##### TASK INPUT
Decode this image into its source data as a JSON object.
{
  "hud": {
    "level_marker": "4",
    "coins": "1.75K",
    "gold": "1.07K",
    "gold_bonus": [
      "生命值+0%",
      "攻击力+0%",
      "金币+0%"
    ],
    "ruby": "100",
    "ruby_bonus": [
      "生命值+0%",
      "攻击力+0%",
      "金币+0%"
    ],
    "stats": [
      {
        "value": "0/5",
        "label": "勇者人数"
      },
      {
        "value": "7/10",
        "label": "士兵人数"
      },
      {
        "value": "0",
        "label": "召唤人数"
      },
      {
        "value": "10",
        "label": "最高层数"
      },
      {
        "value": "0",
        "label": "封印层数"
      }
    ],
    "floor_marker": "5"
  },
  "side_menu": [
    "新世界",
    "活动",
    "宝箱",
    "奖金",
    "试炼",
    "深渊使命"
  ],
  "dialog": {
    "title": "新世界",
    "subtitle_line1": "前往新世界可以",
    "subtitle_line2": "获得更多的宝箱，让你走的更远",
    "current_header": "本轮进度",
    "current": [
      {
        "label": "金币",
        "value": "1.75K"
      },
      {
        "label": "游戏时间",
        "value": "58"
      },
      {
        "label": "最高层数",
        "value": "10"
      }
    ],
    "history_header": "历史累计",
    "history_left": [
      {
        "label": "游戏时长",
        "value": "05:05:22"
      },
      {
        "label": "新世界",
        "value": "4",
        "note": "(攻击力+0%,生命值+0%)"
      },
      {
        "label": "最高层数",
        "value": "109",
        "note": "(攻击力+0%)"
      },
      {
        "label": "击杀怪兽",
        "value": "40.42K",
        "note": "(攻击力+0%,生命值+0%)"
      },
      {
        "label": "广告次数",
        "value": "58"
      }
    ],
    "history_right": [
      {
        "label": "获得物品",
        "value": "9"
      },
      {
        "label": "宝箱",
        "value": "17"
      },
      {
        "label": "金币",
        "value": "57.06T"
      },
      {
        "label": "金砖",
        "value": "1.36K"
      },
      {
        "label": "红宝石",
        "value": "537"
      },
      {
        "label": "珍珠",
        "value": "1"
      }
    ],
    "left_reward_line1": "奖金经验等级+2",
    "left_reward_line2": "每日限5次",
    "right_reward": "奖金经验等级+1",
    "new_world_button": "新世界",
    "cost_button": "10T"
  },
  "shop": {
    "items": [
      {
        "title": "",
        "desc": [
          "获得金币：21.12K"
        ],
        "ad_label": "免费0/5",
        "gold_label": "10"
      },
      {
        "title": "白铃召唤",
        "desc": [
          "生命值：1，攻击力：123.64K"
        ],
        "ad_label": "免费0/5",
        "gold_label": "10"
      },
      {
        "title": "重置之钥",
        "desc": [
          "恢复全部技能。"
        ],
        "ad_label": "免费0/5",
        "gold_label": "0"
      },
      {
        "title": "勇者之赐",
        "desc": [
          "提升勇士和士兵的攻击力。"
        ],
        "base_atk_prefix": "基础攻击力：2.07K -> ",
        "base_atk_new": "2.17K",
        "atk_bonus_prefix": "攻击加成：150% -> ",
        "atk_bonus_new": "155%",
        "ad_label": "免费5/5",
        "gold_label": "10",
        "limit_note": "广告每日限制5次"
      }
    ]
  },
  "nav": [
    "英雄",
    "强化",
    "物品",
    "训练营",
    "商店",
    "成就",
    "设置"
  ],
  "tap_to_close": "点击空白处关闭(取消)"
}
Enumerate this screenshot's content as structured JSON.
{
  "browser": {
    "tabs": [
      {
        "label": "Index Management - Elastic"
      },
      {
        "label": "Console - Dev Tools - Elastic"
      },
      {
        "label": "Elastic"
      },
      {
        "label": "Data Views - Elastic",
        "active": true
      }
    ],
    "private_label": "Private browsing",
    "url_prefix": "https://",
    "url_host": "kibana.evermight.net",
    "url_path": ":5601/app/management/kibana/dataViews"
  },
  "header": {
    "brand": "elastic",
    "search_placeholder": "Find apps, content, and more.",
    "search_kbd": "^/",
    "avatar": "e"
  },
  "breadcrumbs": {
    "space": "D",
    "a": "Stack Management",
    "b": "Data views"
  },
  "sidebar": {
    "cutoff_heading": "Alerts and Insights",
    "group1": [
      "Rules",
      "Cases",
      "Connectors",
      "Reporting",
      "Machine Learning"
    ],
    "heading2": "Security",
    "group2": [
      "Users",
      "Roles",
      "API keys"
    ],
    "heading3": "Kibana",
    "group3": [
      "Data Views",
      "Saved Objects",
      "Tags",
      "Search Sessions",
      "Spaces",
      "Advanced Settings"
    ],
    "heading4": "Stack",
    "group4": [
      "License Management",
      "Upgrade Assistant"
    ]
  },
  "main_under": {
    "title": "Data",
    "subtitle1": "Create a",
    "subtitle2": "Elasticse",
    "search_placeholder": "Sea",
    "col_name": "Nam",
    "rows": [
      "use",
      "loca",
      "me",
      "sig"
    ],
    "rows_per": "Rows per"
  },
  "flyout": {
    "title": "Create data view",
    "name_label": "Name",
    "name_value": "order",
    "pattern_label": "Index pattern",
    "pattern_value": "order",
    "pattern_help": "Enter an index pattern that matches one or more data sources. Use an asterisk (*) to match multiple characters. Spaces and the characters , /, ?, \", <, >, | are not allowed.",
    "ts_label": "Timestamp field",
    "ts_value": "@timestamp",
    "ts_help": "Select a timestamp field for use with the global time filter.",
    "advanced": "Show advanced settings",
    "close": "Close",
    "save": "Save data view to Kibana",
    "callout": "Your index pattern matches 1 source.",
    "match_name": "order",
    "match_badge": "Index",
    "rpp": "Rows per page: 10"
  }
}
##########
Nothing should be changed: write out all of the data as is.

Decode this image into its source data as a JSON object.
{
  "hud": {
    "level_marker": "4",
    "coins": "1.75K",
    "gold": "1.07K",
    "gold_bonus": [
      "生命值+0%",
      "攻击力+0%",
      "金币+0%"
    ],
    "ruby": "100",
    "ruby_bonus": [
      "生命值+0%",
      "攻击力+0%",
      "金币+0%"
    ],
    "stats": [
      {
        "value": "0/5",
        "label": "勇者人数"
      },
      {
        "value": "7/10",
        "label": "士兵人数"
      },
      {
        "value": "0",
        "label": "召唤人数"
      },
      {
        "value": "10",
        "label": "最高层数"
      },
      {
        "value": "0",
        "label": "封印层数"
      }
    ],
    "floor_marker": "5"
  },
  "side_menu": [
    "新世界",
    "活动",
    "宝箱",
    "奖金",
    "试炼",
    "深渊使命"
  ],
  "dialog": {
    "title": "新世界",
    "subtitle_line1": "前往新世界可以",
    "subtitle_line2": "获得更多的宝箱，让你走的更远",
    "current_header": "本轮进度",
    "current": [
      {
        "label": "金币",
        "value": "1.75K"
      },
      {
        "label": "游戏时间",
        "value": "58"
      },
      {
        "label": "最高层数",
        "value": "10"
      }
    ],
    "history_header": "历史累计",
    "history_left": [
      {
        "label": "游戏时长",
        "value": "05:05:22"
      },
      {
        "label": "新世界",
        "value": "4",
        "note": "(攻击力+0%,生命值+0%)"
      },
      {
        "label": "最高层数",
        "value": "109",
        "note": "(攻击力+0%)"
      },
      {
        "label": "击杀怪兽",
        "value": "40.42K",
        "note": "(攻击力+0%,生命值+0%)"
      },
      {
        "label": "广告次数",
        "value": "58"
      }
    ],
    "history_right": [
      {
        "label": "获得物品",
        "value": "9"
      },
      {
        "label": "宝箱",
        "value": "17"
      },
      {
        "label": "金币",
        "value": "57.06T"
      },
      {
        "label": "金砖",
        "value": "1.36K"
      },
      {
        "label": "红宝石",
        "value": "537"
      },
      {
        "label": "珍珠",
        "value": "1"
      }
    ],
    "left_reward_line1": "奖金经验等级+2",
    "left_reward_line2": "每日限5次",
    "right_reward": "奖金经验等级+1",
    "new_world_button": "新世界",
    "cost_button": "10T"
  },
  "shop": {
    "items": [
      {
        "title": "",
        "desc": [
          "获得金币：21.12K"
        ],
        "ad_label": "免费0/5",
        "gold_label": "10"
      },
      {
        "title": "白铃召唤",
        "desc": [
          "生命值：1，攻击力：123.64K"
        ],
        "ad_label": "免费0/5",
        "gold_label": "10"
      },
      {
        "title": "重置之钥",
        "desc": [
          "恢复全部技能。"
        ],
        "ad_label": "免费0/5",
        "gold_label": "0"
      },
      {
        "title": "勇者之赐",
        "desc": [
          "提升勇士和士兵的攻击力。"
        ],
        "base_atk_prefix": "基础攻击力：2.07K -> ",
        "base_atk_new": "2.17K",
        "atk_bonus_prefix": "攻击加成：150% -> ",
        "atk_bonus_new": "155%",
        "ad_label": "免费5/5",
        "gold_label": "10",
        "limit_note": "广告每日限制5次"
      }
    ]
  },
  "nav": [
    "英雄",
    "强化",
    "物品",
    "训练营",
    "商店",
    "成就",
    "设置"
  ],
  "tap_to_close": "点击空白处关闭(取消)"
}
Enumerate this screenshot's content as structured JSON.
{
  "browser": {
    "tabs": [
      {
        "label": "Index Management - Elastic"
      },
      {
        "label": "Console - Dev Tools - Elastic"
      },
      {
        "label": "Elastic"
      },
      {
        "label": "Data Views - Elastic",
        "active": true
      }
    ],
    "private_label": "Private browsing",
    "url_prefix": "https://",
    "url_host": "kibana.evermight.net",
    "url_path": ":5601/app/management/kibana/dataViews"
  },
  "header": {
    "brand": "elastic",
    "search_placeholder": "Find apps, content, and more.",
    "search_kbd": "^/",
    "avatar": "e"
  },
  "breadcrumbs": {
    "space": "D",
    "a": "Stack Management",
    "b": "Data views"
  },
  "sidebar": {
    "cutoff_heading": "Alerts and Insights",
    "group1": [
      "Rules",
      "Cases",
      "Connectors",
      "Reporting",
      "Machine Learning"
    ],
    "heading2": "Security",
    "group2": [
      "Users",
      "Roles",
      "API keys"
    ],
    "heading3": "Kibana",
    "group3": [
      "Data Views",
      "Saved Objects",
      "Tags",
      "Search Sessions",
      "Spaces",
      "Advanced Settings"
    ],
    "heading4": "Stack",
    "group4": [
      "License Management",
      "Upgrade Assistant"
    ]
  },
  "main_under": {
    "title": "Data",
    "subtitle1": "Create a",
    "subtitle2": "Elasticse",
    "search_placeholder": "Sea",
    "col_name": "Nam",
    "rows": [
      "use",
      "loca",
      "me",
      "sig"
    ],
    "rows_per": "Rows per"
  },
  "flyout": {
    "title": "Create data view",
    "name_label": "Name",
    "name_value": "order",
    "pattern_label": "Index pattern",
    "pattern_value": "order",
    "pattern_help": "Enter an index pattern that matches one or more data sources. Use an asterisk (*) to match multiple characters. Spaces and the characters , /, ?, \", <, >, | are not allowed.",
    "ts_label": "Timestamp field",
    "ts_value": "@timestamp",
    "ts_help": "Select a timestamp field for use with the global time filter.",
    "advanced": "Show advanced settings",
    "close": "Close",
    "save": "Save data view to Kibana",
    "callout": "Your index pattern matches 1 source.",
    "match_name": "order",
    "match_badge": "Index",
    "rpp": "Rows per page: 10"
  }
}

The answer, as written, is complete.